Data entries
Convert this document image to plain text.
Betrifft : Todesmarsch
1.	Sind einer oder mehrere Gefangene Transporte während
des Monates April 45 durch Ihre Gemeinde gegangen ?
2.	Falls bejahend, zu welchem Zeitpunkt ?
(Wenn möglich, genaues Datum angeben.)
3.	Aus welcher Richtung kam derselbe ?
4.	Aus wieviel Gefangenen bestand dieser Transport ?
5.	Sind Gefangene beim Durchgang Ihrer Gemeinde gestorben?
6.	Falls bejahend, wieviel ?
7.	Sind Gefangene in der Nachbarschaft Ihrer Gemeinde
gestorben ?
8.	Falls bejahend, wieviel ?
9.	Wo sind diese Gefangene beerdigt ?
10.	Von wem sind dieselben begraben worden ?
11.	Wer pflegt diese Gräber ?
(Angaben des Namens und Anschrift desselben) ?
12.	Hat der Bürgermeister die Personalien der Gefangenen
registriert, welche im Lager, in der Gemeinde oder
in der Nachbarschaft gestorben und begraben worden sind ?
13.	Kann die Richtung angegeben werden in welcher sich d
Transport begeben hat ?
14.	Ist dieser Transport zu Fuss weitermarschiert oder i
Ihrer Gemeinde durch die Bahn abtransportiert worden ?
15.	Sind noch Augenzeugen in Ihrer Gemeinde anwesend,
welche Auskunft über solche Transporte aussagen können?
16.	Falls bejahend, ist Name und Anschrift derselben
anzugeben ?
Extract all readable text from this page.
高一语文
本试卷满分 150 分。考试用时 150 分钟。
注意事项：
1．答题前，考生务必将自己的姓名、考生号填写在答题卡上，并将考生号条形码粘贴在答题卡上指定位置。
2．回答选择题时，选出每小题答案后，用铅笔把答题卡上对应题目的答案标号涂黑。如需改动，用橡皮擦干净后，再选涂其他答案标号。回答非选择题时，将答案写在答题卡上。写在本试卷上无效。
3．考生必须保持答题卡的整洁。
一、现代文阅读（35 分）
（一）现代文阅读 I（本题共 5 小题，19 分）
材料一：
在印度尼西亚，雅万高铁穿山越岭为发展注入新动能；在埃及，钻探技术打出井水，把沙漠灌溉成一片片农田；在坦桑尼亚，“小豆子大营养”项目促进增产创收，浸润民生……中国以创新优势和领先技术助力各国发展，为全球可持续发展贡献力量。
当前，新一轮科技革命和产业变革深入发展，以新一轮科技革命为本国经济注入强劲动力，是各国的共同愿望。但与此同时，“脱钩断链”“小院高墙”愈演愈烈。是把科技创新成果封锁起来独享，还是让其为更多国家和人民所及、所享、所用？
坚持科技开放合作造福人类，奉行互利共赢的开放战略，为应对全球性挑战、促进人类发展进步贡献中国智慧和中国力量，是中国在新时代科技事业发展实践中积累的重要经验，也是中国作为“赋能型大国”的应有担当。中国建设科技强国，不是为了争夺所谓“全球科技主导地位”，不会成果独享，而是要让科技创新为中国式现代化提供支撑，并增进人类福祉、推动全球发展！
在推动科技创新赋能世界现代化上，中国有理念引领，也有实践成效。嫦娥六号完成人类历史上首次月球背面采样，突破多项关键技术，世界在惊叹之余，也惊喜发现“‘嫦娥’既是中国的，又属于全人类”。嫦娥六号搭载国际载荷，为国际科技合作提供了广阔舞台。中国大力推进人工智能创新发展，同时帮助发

What needs to be done >> Gather from the records above every line containing the string "oder".

Response to this exercise >>
1.	Sind einer oder mehrere Gefangene Transporte während
registriert, welche im Lager, in der Gemeinde oder
14.	Ist dieser Transport zu Fuss weitermarschiert oder i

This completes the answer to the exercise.